> **Task prompt**
Present every line in which the string "дерево" appears.

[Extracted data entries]
----

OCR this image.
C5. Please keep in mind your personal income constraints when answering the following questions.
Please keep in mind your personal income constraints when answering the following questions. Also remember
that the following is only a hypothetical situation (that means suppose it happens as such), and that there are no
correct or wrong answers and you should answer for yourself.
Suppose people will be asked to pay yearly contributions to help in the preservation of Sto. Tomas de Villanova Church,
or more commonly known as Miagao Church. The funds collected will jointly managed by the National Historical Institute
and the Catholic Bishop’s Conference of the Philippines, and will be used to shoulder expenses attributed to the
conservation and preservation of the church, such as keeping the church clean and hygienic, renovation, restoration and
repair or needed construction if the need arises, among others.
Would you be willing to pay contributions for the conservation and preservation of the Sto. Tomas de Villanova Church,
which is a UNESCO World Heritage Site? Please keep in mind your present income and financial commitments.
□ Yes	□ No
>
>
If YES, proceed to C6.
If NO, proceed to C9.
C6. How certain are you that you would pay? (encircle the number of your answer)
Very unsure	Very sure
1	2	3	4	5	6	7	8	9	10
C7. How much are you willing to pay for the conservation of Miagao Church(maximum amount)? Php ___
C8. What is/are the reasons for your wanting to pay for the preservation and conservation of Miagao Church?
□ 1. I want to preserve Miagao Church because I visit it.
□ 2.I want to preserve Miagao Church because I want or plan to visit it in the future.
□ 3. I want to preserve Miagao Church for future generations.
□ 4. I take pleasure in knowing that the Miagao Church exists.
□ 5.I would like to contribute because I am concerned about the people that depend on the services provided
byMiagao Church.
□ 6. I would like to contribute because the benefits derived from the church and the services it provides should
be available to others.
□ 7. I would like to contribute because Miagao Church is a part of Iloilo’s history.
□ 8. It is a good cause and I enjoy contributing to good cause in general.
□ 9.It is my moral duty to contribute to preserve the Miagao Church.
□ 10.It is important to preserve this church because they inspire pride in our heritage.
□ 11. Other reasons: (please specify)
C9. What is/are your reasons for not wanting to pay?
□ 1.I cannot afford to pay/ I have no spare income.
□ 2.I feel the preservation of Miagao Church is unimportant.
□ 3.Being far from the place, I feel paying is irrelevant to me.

----

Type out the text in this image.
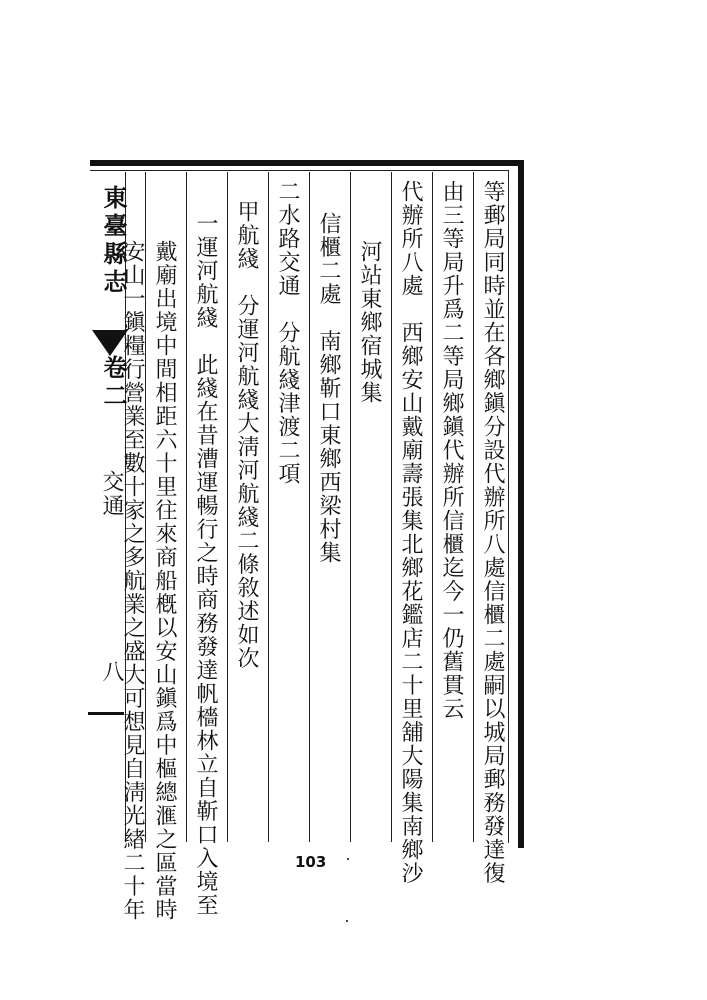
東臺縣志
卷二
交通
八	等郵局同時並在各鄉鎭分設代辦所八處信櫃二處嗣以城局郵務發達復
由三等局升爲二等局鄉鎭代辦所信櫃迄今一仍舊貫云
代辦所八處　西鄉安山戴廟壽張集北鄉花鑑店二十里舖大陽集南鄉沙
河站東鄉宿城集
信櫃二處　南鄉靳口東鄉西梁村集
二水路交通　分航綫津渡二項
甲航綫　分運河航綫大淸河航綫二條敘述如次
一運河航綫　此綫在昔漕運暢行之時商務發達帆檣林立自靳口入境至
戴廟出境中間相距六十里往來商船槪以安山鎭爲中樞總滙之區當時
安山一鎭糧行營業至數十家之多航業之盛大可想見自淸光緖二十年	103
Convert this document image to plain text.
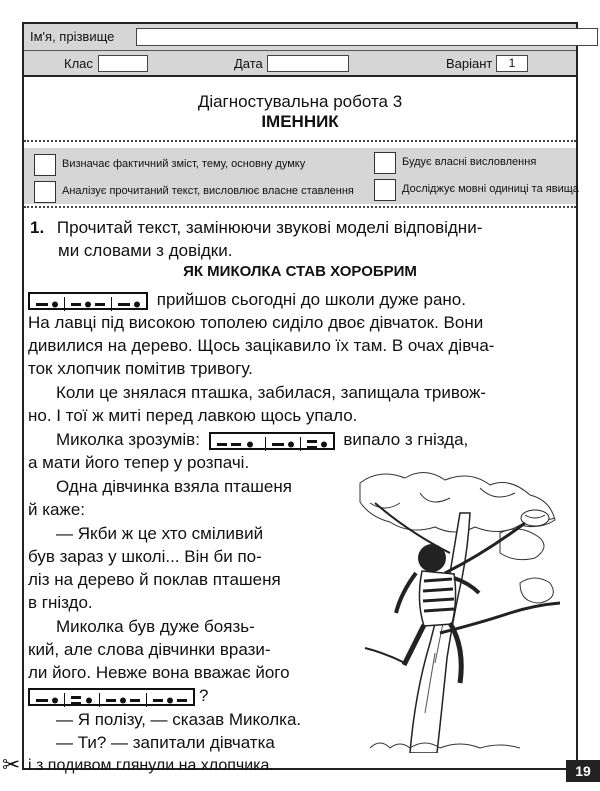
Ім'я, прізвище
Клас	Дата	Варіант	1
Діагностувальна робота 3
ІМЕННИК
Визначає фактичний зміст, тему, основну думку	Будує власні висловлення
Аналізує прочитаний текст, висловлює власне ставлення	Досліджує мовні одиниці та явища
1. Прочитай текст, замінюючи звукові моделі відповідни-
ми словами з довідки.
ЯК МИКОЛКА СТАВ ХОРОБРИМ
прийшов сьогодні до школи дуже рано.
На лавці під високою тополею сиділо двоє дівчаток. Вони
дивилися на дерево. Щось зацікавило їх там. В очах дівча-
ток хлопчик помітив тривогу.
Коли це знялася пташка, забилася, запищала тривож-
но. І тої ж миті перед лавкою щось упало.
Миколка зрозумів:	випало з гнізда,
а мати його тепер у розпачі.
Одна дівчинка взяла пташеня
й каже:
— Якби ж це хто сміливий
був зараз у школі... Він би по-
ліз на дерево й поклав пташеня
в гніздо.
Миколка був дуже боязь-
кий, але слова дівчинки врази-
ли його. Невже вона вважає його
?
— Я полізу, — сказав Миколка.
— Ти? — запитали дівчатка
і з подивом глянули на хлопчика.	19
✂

----

> **Complete response**
дивилися на дерево. Щось зацікавило їх там. В очах дівча-
ліз на дерево й поклав пташеня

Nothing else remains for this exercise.